-- Begin INPUT --
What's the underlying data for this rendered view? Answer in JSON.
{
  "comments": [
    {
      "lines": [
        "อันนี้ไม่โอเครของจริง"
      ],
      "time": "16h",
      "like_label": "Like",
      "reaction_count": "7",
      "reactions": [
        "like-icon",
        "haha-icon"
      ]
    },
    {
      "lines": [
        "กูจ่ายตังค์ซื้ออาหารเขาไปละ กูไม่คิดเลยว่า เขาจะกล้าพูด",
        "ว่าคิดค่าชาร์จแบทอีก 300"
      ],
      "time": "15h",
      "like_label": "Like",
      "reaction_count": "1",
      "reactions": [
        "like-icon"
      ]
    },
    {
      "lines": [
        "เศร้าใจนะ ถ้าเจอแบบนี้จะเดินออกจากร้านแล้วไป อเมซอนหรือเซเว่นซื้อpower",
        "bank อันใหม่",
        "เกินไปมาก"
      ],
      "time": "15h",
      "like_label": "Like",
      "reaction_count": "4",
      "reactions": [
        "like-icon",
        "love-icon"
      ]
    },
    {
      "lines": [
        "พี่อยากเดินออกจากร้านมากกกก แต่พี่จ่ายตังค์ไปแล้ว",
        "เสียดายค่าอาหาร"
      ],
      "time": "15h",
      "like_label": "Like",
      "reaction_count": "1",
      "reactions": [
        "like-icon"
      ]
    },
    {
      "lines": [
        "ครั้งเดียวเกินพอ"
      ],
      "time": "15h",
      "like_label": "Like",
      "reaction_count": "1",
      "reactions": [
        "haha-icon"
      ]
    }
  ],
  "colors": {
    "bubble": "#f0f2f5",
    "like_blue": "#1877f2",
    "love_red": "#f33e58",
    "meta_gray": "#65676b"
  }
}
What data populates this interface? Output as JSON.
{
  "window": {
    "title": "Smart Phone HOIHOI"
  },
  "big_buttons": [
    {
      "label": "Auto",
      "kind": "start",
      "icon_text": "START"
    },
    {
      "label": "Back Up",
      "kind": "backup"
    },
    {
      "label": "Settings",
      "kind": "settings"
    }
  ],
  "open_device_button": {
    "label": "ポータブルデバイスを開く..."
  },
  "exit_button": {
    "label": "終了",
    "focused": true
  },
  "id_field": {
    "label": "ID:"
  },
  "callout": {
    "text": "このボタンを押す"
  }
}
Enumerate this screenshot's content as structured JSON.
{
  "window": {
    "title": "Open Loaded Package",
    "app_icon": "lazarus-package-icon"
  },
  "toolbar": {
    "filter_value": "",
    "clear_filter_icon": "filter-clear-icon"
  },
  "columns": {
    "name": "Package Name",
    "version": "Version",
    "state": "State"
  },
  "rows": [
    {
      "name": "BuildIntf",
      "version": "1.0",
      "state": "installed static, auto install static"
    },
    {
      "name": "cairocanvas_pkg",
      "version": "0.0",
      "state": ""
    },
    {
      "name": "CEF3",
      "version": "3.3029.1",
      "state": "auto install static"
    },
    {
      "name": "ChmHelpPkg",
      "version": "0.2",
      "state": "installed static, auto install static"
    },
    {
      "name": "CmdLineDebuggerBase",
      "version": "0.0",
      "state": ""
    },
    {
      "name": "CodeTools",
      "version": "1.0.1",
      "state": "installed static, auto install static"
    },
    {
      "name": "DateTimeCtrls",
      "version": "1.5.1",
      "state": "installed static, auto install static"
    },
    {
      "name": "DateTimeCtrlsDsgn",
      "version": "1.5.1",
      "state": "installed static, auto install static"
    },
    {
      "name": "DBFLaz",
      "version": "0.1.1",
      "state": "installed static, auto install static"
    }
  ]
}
-- End INPUT --
**WHAT TO PRODUCE**. Go through the records and pull out each line that includes the word "data".

**RESULT OF THIS EXERCISE**.
What's the underlying data for this rendered view? Answer in JSON.
What data populates this interface? Output as JSON.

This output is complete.